# [Task to complete]
Output the lines that follow exactly as they are.

(Collected data entries)
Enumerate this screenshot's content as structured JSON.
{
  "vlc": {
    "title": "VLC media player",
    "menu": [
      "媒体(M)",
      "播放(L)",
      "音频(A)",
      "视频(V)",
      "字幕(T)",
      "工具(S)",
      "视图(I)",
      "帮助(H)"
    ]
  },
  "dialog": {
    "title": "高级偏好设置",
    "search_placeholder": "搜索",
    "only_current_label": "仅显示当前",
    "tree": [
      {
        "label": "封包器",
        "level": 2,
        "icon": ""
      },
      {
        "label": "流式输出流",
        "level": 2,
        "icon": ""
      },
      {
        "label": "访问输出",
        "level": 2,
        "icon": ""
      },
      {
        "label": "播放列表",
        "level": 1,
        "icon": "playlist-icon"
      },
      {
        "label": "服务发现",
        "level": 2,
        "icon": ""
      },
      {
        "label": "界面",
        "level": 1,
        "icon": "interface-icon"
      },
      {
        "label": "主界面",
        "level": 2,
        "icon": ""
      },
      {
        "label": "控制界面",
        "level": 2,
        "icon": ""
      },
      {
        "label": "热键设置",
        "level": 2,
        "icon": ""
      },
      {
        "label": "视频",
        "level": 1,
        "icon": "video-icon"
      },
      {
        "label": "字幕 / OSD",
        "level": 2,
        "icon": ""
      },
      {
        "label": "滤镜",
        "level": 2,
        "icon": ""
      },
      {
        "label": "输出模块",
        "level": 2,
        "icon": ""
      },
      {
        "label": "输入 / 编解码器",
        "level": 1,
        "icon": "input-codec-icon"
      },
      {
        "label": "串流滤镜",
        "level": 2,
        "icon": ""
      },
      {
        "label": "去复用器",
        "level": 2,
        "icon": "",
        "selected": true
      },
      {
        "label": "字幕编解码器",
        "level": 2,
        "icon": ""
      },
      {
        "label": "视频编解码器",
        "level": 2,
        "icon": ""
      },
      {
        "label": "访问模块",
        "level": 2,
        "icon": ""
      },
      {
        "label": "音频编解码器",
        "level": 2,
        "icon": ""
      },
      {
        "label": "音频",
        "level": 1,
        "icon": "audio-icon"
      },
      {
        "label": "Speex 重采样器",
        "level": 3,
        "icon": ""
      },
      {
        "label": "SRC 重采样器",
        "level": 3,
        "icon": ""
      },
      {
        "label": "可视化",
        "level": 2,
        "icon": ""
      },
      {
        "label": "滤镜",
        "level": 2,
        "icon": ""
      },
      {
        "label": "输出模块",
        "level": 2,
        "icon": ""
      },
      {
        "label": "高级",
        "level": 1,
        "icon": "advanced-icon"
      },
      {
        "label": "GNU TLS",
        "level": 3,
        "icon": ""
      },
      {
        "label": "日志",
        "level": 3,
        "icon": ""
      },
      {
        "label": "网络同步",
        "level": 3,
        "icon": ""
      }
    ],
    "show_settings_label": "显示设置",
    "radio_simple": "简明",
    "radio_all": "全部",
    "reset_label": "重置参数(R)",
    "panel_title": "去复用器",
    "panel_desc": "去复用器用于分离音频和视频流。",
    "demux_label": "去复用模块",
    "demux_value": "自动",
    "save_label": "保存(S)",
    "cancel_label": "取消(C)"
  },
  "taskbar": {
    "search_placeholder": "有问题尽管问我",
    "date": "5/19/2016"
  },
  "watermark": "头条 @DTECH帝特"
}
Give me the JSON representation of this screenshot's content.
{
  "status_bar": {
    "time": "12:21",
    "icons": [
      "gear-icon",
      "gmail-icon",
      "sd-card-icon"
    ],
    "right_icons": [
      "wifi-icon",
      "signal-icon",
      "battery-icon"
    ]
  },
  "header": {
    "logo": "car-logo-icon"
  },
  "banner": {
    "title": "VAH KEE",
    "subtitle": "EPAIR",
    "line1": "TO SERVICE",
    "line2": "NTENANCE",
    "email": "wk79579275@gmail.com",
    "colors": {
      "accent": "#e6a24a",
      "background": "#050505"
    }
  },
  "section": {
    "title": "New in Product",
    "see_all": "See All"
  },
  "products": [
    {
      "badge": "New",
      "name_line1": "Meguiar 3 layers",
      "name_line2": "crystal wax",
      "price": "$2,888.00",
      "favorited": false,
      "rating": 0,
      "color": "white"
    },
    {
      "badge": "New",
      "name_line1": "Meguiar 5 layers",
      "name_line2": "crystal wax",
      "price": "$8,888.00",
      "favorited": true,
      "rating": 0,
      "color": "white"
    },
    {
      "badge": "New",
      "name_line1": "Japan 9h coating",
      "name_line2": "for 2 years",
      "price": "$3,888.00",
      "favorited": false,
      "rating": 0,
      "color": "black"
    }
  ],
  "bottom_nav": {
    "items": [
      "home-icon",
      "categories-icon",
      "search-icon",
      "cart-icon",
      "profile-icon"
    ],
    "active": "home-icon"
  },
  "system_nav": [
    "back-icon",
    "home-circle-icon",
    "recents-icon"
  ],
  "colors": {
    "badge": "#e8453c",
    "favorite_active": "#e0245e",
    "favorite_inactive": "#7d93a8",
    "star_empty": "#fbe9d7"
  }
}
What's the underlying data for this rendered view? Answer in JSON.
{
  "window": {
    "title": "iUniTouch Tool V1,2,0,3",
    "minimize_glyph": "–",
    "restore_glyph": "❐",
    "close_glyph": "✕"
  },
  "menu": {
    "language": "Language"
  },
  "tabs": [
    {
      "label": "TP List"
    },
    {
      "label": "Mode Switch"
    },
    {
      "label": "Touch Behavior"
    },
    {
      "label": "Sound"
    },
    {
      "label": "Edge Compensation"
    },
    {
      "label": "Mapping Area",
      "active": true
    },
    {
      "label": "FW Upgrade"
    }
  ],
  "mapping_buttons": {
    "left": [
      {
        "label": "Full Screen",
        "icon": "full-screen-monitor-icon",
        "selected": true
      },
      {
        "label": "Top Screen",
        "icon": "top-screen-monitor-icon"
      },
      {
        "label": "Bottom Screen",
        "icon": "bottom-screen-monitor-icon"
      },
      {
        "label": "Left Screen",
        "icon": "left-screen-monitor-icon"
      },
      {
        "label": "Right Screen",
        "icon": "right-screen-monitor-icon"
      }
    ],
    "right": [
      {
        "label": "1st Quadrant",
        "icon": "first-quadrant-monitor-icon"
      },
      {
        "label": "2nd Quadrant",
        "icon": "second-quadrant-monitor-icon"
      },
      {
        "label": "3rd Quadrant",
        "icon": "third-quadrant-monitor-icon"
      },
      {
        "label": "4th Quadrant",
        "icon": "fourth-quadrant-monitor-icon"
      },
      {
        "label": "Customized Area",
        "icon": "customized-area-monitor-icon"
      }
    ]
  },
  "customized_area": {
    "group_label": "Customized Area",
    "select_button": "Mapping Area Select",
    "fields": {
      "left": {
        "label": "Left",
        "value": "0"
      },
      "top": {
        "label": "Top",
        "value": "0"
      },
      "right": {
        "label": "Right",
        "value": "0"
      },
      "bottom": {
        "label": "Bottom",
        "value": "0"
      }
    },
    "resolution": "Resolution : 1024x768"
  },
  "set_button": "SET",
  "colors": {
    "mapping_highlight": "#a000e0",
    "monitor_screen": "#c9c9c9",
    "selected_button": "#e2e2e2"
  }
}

# [Exercise response]
Enumerate this screenshot's content as structured JSON.
{
  "vlc": {
    "title": "VLC media player",
    "menu": [
      "媒体(M)",
      "播放(L)",
      "音频(A)",
      "视频(V)",
      "字幕(T)",
      "工具(S)",
      "视图(I)",
      "帮助(H)"
    ]
  },
  "dialog": {
    "title": "高级偏好设置",
    "search_placeholder": "搜索",
    "only_current_label": "仅显示当前",
    "tree": [
      {
        "label": "封包器",
        "level": 2,
        "icon": ""
      },
      {
        "label": "流式输出流",
        "level": 2,
        "icon": ""
      },
      {
        "label": "访问输出",
        "level": 2,
        "icon": ""
      },
      {
        "label": "播放列表",
        "level": 1,
        "icon": "playlist-icon"
      },
      {
        "label": "服务发现",
        "level": 2,
        "icon": ""
      },
      {
        "label": "界面",
        "level": 1,
        "icon": "interface-icon"
      },
      {
        "label": "主界面",
        "level": 2,
        "icon": ""
      },
      {
        "label": "控制界面",
        "level": 2,
        "icon": ""
      },
      {
        "label": "热键设置",
        "level": 2,
        "icon": ""
      },
      {
        "label": "视频",
        "level": 1,
        "icon": "video-icon"
      },
      {
        "label": "字幕 / OSD",
        "level": 2,
        "icon": ""
      },
      {
        "label": "滤镜",
        "level": 2,
        "icon": ""
      },
      {
        "label": "输出模块",
        "level": 2,
        "icon": ""
      },
      {
        "label": "输入 / 编解码器",
        "level": 1,
        "icon": "input-codec-icon"
      },
      {
        "label": "串流滤镜",
        "level": 2,
        "icon": ""
      },
      {
        "label": "去复用器",
        "level": 2,
        "icon": "",
        "selected": true
      },
      {
        "label": "字幕编解码器",
        "level": 2,
        "icon": ""
      },
      {
        "label": "视频编解码器",
        "level": 2,
        "icon": ""
      },
      {
        "label": "访问模块",
        "level": 2,
        "icon": ""
      },
      {
        "label": "音频编解码器",
        "level": 2,
        "icon": ""
      },
      {
        "label": "音频",
        "level": 1,
        "icon": "audio-icon"
      },
      {
        "label": "Speex 重采样器",
        "level": 3,
        "icon": ""
      },
      {
        "label": "SRC 重采样器",
        "level": 3,
        "icon": ""
      },
      {
        "label": "可视化",
        "level": 2,
        "icon": ""
      },
      {
        "label": "滤镜",
        "level": 2,
        "icon": ""
      },
      {
        "label": "输出模块",
        "level": 2,
        "icon": ""
      },
      {
        "label": "高级",
        "level": 1,
        "icon": "advanced-icon"
      },
      {
        "label": "GNU TLS",
        "level": 3,
        "icon": ""
      },
      {
        "label": "日志",
        "level": 3,
        "icon": ""
      },
      {
        "label": "网络同步",
        "level": 3,
        "icon": ""
      }
    ],
    "show_settings_label": "显示设置",
    "radio_simple": "简明",
    "radio_all": "全部",
    "reset_label": "重置参数(R)",
    "panel_title": "去复用器",
    "panel_desc": "去复用器用于分离音频和视频流。",
    "demux_label": "去复用模块",
    "demux_value": "自动",
    "save_label": "保存(S)",
    "cancel_label": "取消(C)"
  },
  "taskbar": {
    "search_placeholder": "有问题尽管问我",
    "date": "5/19/2016"
  },
  "watermark": "头条 @DTECH帝特"
}
Give me the JSON representation of this screenshot's content.
{
  "status_bar": {
    "time": "12:21",
    "icons": [
      "gear-icon",
      "gmail-icon",
      "sd-card-icon"
    ],
    "right_icons": [
      "wifi-icon",
      "signal-icon",
      "battery-icon"
    ]
  },
  "header": {
    "logo": "car-logo-icon"
  },
  "banner": {
    "title": "VAH KEE",
    "subtitle": "EPAIR",
    "line1": "TO SERVICE",
    "line2": "NTENANCE",
    "email": "wk79579275@gmail.com",
    "colors": {
      "accent": "#e6a24a",
      "background": "#050505"
    }
  },
  "section": {
    "title": "New in Product",
    "see_all": "See All"
  },
  "products": [
    {
      "badge": "New",
      "name_line1": "Meguiar 3 layers",
      "name_line2": "crystal wax",
      "price": "$2,888.00",
      "favorited": false,
      "rating": 0,
      "color": "white"
    },
    {
      "badge": "New",
      "name_line1": "Meguiar 5 layers",
      "name_line2": "crystal wax",
      "price": "$8,888.00",
      "favorited": true,
      "rating": 0,
      "color": "white"
    },
    {
      "badge": "New",
      "name_line1": "Japan 9h coating",
      "name_line2": "for 2 years",
      "price": "$3,888.00",
      "favorited": false,
      "rating": 0,
      "color": "black"
    }
  ],
  "bottom_nav": {
    "items": [
      "home-icon",
      "categories-icon",
      "search-icon",
      "cart-icon",
      "profile-icon"
    ],
    "active": "home-icon"
  },
  "system_nav": [
    "back-icon",
    "home-circle-icon",
    "recents-icon"
  ],
  "colors": {
    "badge": "#e8453c",
    "favorite_active": "#e0245e",
    "favorite_inactive": "#7d93a8",
    "star_empty": "#fbe9d7"
  }
}
What's the underlying data for this rendered view? Answer in JSON.
{
  "window": {
    "title": "iUniTouch Tool V1,2,0,3",
    "minimize_glyph": "–",
    "restore_glyph": "❐",
    "close_glyph": "✕"
  },
  "menu": {
    "language": "Language"
  },
  "tabs": [
    {
      "label": "TP List"
    },
    {
      "label": "Mode Switch"
    },
    {
      "label": "Touch Behavior"
    },
    {
      "label": "Sound"
    },
    {
      "label": "Edge Compensation"
    },
    {
      "label": "Mapping Area",
      "active": true
    },
    {
      "label": "FW Upgrade"
    }
  ],
  "mapping_buttons": {
    "left": [
      {
        "label": "Full Screen",
        "icon": "full-screen-monitor-icon",
        "selected": true
      },
      {
        "label": "Top Screen",
        "icon": "top-screen-monitor-icon"
      },
      {
        "label": "Bottom Screen",
        "icon": "bottom-screen-monitor-icon"
      },
      {
        "label": "Left Screen",
        "icon": "left-screen-monitor-icon"
      },
      {
        "label": "Right Screen",
        "icon": "right-screen-monitor-icon"
      }
    ],
    "right": [
      {
        "label": "1st Quadrant",
        "icon": "first-quadrant-monitor-icon"
      },
      {
        "label": "2nd Quadrant",
        "icon": "second-quadrant-monitor-icon"
      },
      {
        "label": "3rd Quadrant",
        "icon": "third-quadrant-monitor-icon"
      },
      {
        "label": "4th Quadrant",
        "icon": "fourth-quadrant-monitor-icon"
      },
      {
        "label": "Customized Area",
        "icon": "customized-area-monitor-icon"
      }
    ]
  },
  "customized_area": {
    "group_label": "Customized Area",
    "select_button": "Mapping Area Select",
    "fields": {
      "left": {
        "label": "Left",
        "value": "0"
      },
      "top": {
        "label": "Top",
        "value": "0"
      },
      "right": {
        "label": "Right",
        "value": "0"
      },
      "bottom": {
        "label": "Bottom",
        "value": "0"
      }
    },
    "resolution": "Resolution : 1024x768"
  },
  "set_button": "SET",
  "colors": {
    "mapping_highlight": "#a000e0",
    "monitor_screen": "#c9c9c9",
    "selected_button": "#e2e2e2"
  }
}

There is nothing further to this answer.